WORK INSTRUCTIONS:
Search the listing for the string "争做勤廉双优好公仆" and copy every line that contains it.

◇ ◇ ◇ ◇ ◇ ◇ ◇

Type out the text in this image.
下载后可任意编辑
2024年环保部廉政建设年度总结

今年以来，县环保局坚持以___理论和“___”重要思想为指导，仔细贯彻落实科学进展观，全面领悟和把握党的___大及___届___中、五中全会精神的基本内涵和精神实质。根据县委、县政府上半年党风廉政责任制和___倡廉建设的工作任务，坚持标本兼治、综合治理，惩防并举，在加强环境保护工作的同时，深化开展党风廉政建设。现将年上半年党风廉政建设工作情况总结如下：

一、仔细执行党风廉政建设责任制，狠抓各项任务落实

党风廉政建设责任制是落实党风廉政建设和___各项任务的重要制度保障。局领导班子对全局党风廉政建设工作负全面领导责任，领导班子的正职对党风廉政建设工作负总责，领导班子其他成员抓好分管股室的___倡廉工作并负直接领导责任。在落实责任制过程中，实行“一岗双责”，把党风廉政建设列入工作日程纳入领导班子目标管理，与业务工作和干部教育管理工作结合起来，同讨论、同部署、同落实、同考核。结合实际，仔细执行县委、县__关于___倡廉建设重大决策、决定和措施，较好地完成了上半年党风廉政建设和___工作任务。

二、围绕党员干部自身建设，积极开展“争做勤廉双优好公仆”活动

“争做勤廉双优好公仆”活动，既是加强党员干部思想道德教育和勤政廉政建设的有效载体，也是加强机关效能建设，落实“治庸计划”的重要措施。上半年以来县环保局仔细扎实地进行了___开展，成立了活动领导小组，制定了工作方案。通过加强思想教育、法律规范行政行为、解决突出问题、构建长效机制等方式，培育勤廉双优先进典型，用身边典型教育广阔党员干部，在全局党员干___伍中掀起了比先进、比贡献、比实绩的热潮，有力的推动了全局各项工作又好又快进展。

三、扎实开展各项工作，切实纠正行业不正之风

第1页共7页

◇ ◇ ◇ ◇ ◇ ◇ ◇

CORRECT OUTPUT:
二、围绕党员干部自身建设，积极开展“争做勤廉双优好公仆”活动
“争做勤廉双优好公仆”活动，既是加强党员干部思想道德教育和勤政廉政建设的有效载体，也是加强机关效能建设，落实“治庸计划”的重要措施。上半年以来县环保局仔细扎实地进行了___开展，成立了活动领导小组，制定了工作方案。通过加强思想教育、法律规范行政行为、解决突出问题、构建长效机制等方式，培育勤廉双优先进典型，用身边典型教育广阔党员干部，在全局党员干___伍中掀起了比先进、比贡献、比实绩的热潮，有力的推动了全局各项工作又好又快进展。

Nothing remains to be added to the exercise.